* **EXTRACTED MATERIAL**:
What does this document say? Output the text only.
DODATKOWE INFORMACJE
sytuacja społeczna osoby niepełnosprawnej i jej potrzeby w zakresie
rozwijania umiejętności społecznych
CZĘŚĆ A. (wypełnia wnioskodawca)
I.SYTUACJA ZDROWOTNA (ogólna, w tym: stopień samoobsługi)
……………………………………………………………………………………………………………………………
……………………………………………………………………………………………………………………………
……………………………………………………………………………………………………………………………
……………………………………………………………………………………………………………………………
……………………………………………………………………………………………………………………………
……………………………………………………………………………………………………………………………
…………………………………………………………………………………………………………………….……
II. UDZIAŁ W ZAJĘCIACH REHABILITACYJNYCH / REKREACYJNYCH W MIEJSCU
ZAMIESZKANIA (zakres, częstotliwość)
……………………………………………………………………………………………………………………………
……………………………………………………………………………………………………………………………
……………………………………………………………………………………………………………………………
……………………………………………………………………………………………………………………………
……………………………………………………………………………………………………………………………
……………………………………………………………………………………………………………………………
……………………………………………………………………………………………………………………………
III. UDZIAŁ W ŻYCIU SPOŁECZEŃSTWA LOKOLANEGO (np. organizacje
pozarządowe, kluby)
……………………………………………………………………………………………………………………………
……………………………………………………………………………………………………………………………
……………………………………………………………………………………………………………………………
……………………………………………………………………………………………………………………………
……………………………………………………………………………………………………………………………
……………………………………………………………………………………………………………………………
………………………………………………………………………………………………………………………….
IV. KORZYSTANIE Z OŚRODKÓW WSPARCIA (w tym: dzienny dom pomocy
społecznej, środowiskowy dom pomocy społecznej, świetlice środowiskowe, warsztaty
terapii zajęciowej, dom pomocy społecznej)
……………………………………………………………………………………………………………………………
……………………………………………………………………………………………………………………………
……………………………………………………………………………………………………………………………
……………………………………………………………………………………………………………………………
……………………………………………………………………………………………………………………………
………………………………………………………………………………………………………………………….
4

--

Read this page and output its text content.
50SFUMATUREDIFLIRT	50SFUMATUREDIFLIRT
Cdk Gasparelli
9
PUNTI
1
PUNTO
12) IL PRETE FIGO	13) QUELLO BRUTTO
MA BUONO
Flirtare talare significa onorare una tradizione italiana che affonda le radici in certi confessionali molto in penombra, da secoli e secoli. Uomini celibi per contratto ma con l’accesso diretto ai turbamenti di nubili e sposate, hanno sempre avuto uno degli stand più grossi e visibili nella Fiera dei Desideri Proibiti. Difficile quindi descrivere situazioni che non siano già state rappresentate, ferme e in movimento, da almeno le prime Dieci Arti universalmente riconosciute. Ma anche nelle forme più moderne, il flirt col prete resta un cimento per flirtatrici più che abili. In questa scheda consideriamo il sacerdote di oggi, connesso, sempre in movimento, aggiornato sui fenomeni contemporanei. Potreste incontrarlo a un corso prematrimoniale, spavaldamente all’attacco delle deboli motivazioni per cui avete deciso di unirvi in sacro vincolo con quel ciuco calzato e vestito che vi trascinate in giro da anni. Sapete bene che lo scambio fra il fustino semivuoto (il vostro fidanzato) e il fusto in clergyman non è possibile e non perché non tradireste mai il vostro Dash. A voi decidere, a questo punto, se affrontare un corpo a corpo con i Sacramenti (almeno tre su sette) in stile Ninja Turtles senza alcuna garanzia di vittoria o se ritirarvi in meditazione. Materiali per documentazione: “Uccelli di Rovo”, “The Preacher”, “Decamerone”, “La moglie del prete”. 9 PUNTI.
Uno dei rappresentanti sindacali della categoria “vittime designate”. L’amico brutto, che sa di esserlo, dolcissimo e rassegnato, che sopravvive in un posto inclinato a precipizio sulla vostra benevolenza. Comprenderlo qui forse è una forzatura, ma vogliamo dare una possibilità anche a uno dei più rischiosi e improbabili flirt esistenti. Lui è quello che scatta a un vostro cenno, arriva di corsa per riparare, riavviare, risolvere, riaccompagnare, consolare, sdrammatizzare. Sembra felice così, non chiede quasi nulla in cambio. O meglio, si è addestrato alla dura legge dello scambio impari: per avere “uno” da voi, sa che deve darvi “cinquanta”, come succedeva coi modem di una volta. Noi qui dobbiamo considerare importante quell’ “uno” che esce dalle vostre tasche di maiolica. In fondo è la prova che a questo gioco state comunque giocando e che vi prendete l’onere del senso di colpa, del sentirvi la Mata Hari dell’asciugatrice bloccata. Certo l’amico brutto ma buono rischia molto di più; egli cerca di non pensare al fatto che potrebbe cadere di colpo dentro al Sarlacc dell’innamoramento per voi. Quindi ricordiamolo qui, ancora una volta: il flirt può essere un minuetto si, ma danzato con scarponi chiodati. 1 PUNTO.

* **SHORT EXERCISE**:
Looking at the entries above, say how many lines contain the word "pomocy". Only the number is wanted.

* **COMPLETED TASK**:
3